[Start Data for this task]
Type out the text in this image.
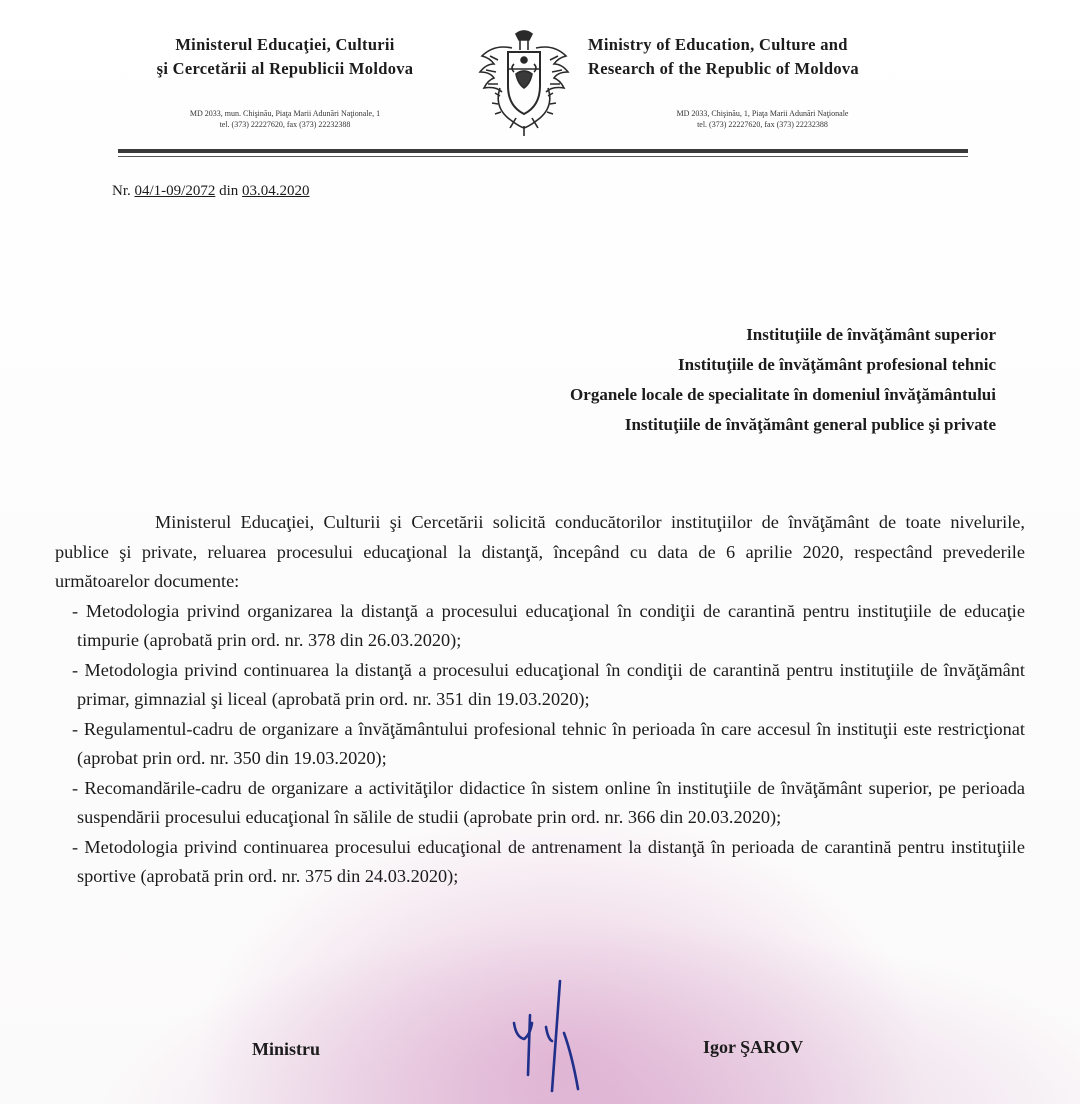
Ministerul Educaţiei, Culturii
şi Cercetării al Republicii Moldova
MD 2033, mun. Chişinău, Piaţa Marii Adunări Naţionale, 1
tel. (373) 22227620, fax (373) 22232388
Ministry of Education, Culture and
Research of the Republic of Moldova
MD 2033, Chişinău, 1, Piaţa Marii Adunări Naţionale
tel. (373) 22227620, fax (373) 22232388
Nr. 04/1-09/2072 din 03.04.2020
Instituţiile de învăţământ superior
Instituţiile de învăţământ profesional tehnic
Organele locale de specialitate în domeniul învăţământului
Instituţiile de învăţământ general publice şi private

Ministerul Educaţiei, Culturii şi Cercetării solicită conducătorilor instituţiilor de învăţământ de toate nivelurile, publice şi private, reluarea procesului educaţional la distanţă, începând cu data de 6 aprilie 2020, respectând prevederile următoarelor documente:

- Metodologia privind organizarea la distanţă a procesului educaţional în condiţii de carantină pentru instituţiile de educaţie timpurie (aprobată prin ord. nr. 378 din 26.03.2020);

- Metodologia privind continuarea la distanţă a procesului educaţional în condiţii de carantină pentru instituţiile de învăţământ primar, gimnazial şi liceal (aprobată prin ord. nr. 351 din 19.03.2020);

- Regulamentul-cadru de organizare a învăţământului profesional tehnic în perioada în care accesul în instituţii este restricţionat (aprobat prin ord. nr. 350 din 19.03.2020);

- Recomandările-cadru de organizare a activităţilor didactice în sistem online în instituţiile de învăţământ superior, pe perioada suspendării procesului educaţional în sălile de studii (aprobate prin ord. nr. 366 din 20.03.2020);

- Metodologia privind continuarea procesului educaţional de antrenament la distanţă în perioada de carantină pentru instituţiile sportive (aprobată prin ord. nr. 375 din 24.03.2020);

Ministru	Igor ŞAROV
[End Data for this task]
# Directive
Retype each record exactly as it stands, but do not include the pictures.

# Output for this task
Type out the text in this image.
Ministerul Educaţiei, Culturii
şi Cercetării al Republicii Moldova
MD 2033, mun. Chişinău, Piaţa Marii Adunări Naţionale, 1
tel. (373) 22227620, fax (373) 22232388
Ministry of Education, Culture and
Research of the Republic of Moldova
MD 2033, Chişinău, 1, Piaţa Marii Adunări Naţionale
tel. (373) 22227620, fax (373) 22232388
Nr. 04/1-09/2072 din 03.04.2020
Instituţiile de învăţământ superior
Instituţiile de învăţământ profesional tehnic
Organele locale de specialitate în domeniul învăţământului
Instituţiile de învăţământ general publice şi private

Ministerul Educaţiei, Culturii şi Cercetării solicită conducătorilor instituţiilor de învăţământ de toate nivelurile, publice şi private, reluarea procesului educaţional la distanţă, începând cu data de 6 aprilie 2020, respectând prevederile următoarelor documente:

- Metodologia privind organizarea la distanţă a procesului educaţional în condiţii de carantină pentru instituţiile de educaţie timpurie (aprobată prin ord. nr. 378 din 26.03.2020);

- Metodologia privind continuarea la distanţă a procesului educaţional în condiţii de carantină pentru instituţiile de învăţământ primar, gimnazial şi liceal (aprobată prin ord. nr. 351 din 19.03.2020);

- Regulamentul-cadru de organizare a învăţământului profesional tehnic în perioada în care accesul în instituţii este restricţionat (aprobat prin ord. nr. 350 din 19.03.2020);

- Recomandările-cadru de organizare a activităţilor didactice în sistem online în instituţiile de învăţământ superior, pe perioada suspendării procesului educaţional în sălile de studii (aprobate prin ord. nr. 366 din 20.03.2020);

- Metodologia privind continuarea procesului educaţional de antrenament la distanţă în perioada de carantină pentru instituţiile sportive (aprobată prin ord. nr. 375 din 24.03.2020);

Ministru	Igor ŞAROV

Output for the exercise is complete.